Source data
============
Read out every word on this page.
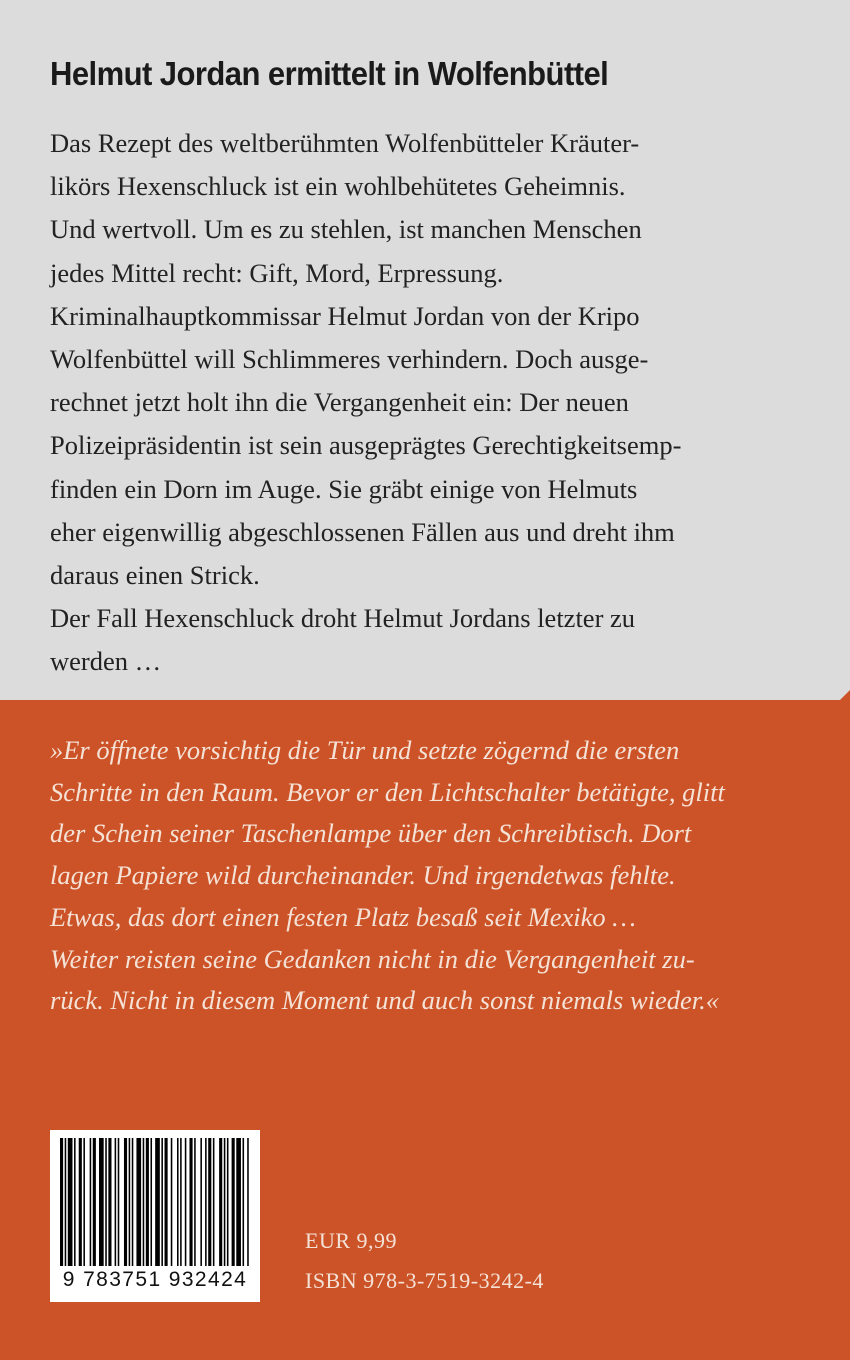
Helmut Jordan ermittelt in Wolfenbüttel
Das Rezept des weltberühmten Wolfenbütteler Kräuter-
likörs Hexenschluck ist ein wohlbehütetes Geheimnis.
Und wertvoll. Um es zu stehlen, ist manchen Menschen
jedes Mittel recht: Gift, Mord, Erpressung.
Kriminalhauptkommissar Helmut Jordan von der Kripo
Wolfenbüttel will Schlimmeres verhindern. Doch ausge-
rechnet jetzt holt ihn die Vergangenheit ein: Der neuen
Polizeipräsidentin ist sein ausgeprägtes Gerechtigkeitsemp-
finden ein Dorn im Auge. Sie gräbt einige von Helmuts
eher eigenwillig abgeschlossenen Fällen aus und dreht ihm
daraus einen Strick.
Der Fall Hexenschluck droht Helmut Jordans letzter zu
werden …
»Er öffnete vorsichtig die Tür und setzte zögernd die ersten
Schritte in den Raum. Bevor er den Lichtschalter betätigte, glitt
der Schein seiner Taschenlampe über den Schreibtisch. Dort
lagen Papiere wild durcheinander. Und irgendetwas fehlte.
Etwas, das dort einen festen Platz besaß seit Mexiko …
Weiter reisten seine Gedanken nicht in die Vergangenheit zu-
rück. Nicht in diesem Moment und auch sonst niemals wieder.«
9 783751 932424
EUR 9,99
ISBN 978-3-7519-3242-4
============
GIVEN TASK —
Write out all the entries exactly, except for the pictures.

TASK SOLUTION —
Read out every word on this page.
Helmut Jordan ermittelt in Wolfenbüttel
Das Rezept des weltberühmten Wolfenbütteler Kräuter-
likörs Hexenschluck ist ein wohlbehütetes Geheimnis.
Und wertvoll. Um es zu stehlen, ist manchen Menschen
jedes Mittel recht: Gift, Mord, Erpressung.
Kriminalhauptkommissar Helmut Jordan von der Kripo
Wolfenbüttel will Schlimmeres verhindern. Doch ausge-
rechnet jetzt holt ihn die Vergangenheit ein: Der neuen
Polizeipräsidentin ist sein ausgeprägtes Gerechtigkeitsemp-
finden ein Dorn im Auge. Sie gräbt einige von Helmuts
eher eigenwillig abgeschlossenen Fällen aus und dreht ihm
daraus einen Strick.
Der Fall Hexenschluck droht Helmut Jordans letzter zu
werden …
»Er öffnete vorsichtig die Tür und setzte zögernd die ersten
Schritte in den Raum. Bevor er den Lichtschalter betätigte, glitt
der Schein seiner Taschenlampe über den Schreibtisch. Dort
lagen Papiere wild durcheinander. Und irgendetwas fehlte.
Etwas, das dort einen festen Platz besaß seit Mexiko …
Weiter reisten seine Gedanken nicht in die Vergangenheit zu-
rück. Nicht in diesem Moment und auch sonst niemals wieder.«
9 783751 932424
EUR 9,99
ISBN 978-3-7519-3242-4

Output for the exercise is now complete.